» Objective
Transcribe every line exactly. Leave the pictures behind.

"""

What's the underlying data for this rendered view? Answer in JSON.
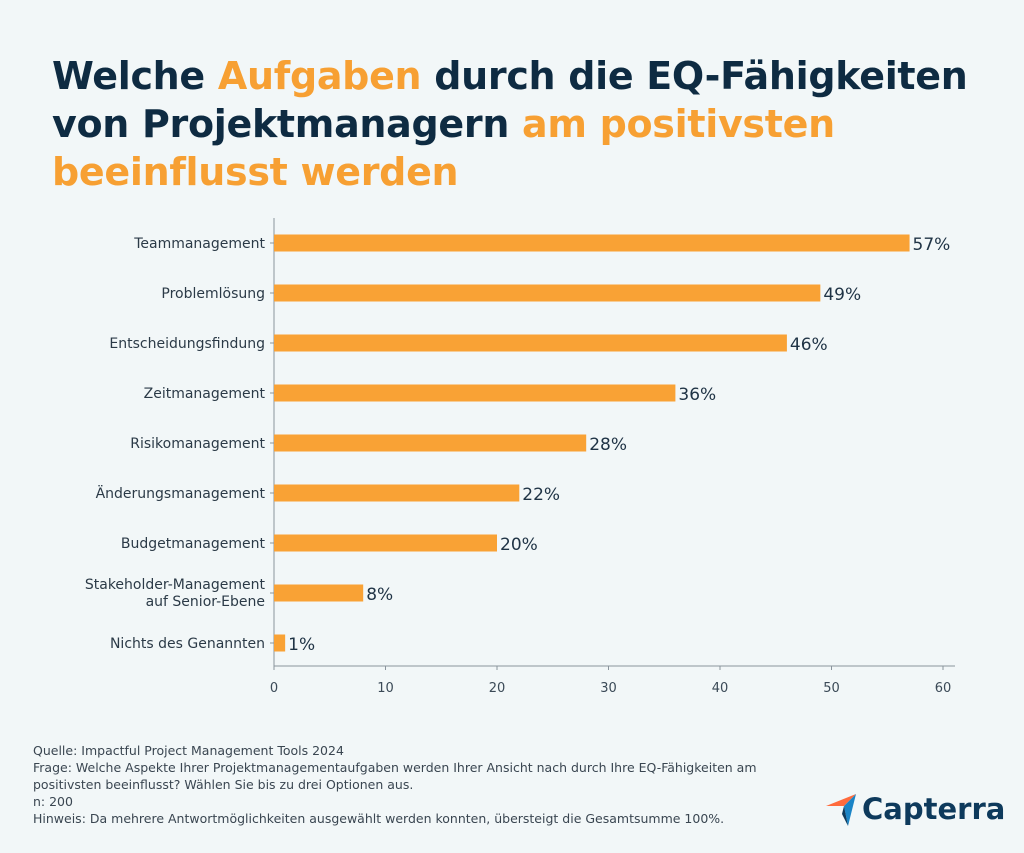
{
  "title": {
    "part1": "Welche ",
    "part2": "Aufgaben",
    "part3": " durch die EQ-Fähigkeiten von Projektmanagern ",
    "part4": "am positivsten beeinflusst werden"
  },
  "colors": {
    "title": "#0e2b42",
    "accent": "#f7a033",
    "bar": "#f9a235",
    "background": "#f2f7f8"
  },
  "chart_data": {
    "type": "bar",
    "orientation": "horizontal",
    "categories": [
      "Teammanagement",
      "Problemlösung",
      "Entscheidungsfindung",
      "Zeitmanagement",
      "Risikomanagement",
      "Änderungsmanagement",
      "Budgetmanagement",
      "Stakeholder-Management auf Senior-Ebene",
      "Nichts des Genannten"
    ],
    "values": [
      57,
      49,
      46,
      36,
      28,
      22,
      20,
      8,
      1
    ],
    "data_labels": [
      "57%",
      "49%",
      "46%",
      "36%",
      "28%",
      "22%",
      "20%",
      "8%",
      "1%"
    ],
    "xlim": [
      0,
      60
    ],
    "xticks": [
      "0",
      "10",
      "20",
      "30",
      "40",
      "50",
      "60"
    ],
    "grid": false
  },
  "footer": {
    "source": "Quelle: Impactful Project Management Tools 2024",
    "question": "Frage: Welche Aspekte Ihrer Projektmanagementaufgaben werden Ihrer Ansicht nach durch Ihre EQ-Fähigkeiten am positivsten beeinflusst? Wählen Sie bis zu drei Optionen aus.",
    "n": "n: 200",
    "note": "Hinweis: Da mehrere Antwortmöglichkeiten ausgewählt werden konnten, übersteigt die Gesamtsumme 100%."
  },
  "logo": {
    "text": "Capterra",
    "icon": "capterra-arrow-icon"
  }
}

"""

» Correct answer
What's the underlying data for this rendered view? Answer in JSON.
{
  "title": {
    "part1": "Welche ",
    "part2": "Aufgaben",
    "part3": " durch die EQ-Fähigkeiten von Projektmanagern ",
    "part4": "am positivsten beeinflusst werden"
  },
  "colors": {
    "title": "#0e2b42",
    "accent": "#f7a033",
    "bar": "#f9a235",
    "background": "#f2f7f8"
  },
  "chart_data": {
    "type": "bar",
    "orientation": "horizontal",
    "categories": [
      "Teammanagement",
      "Problemlösung",
      "Entscheidungsfindung",
      "Zeitmanagement",
      "Risikomanagement",
      "Änderungsmanagement",
      "Budgetmanagement",
      "Stakeholder-Management auf Senior-Ebene",
      "Nichts des Genannten"
    ],
    "values": [
      57,
      49,
      46,
      36,
      28,
      22,
      20,
      8,
      1
    ],
    "data_labels": [
      "57%",
      "49%",
      "46%",
      "36%",
      "28%",
      "22%",
      "20%",
      "8%",
      "1%"
    ],
    "xlim": [
      0,
      60
    ],
    "xticks": [
      "0",
      "10",
      "20",
      "30",
      "40",
      "50",
      "60"
    ],
    "grid": false
  },
  "footer": {
    "source": "Quelle: Impactful Project Management Tools 2024",
    "question": "Frage: Welche Aspekte Ihrer Projektmanagementaufgaben werden Ihrer Ansicht nach durch Ihre EQ-Fähigkeiten am positivsten beeinflusst? Wählen Sie bis zu drei Optionen aus.",
    "n": "n: 200",
    "note": "Hinweis: Da mehrere Antwortmöglichkeiten ausgewählt werden konnten, übersteigt die Gesamtsumme 100%."
  },
  "logo": {
    "text": "Capterra",
    "icon": "capterra-arrow-icon"
  }
}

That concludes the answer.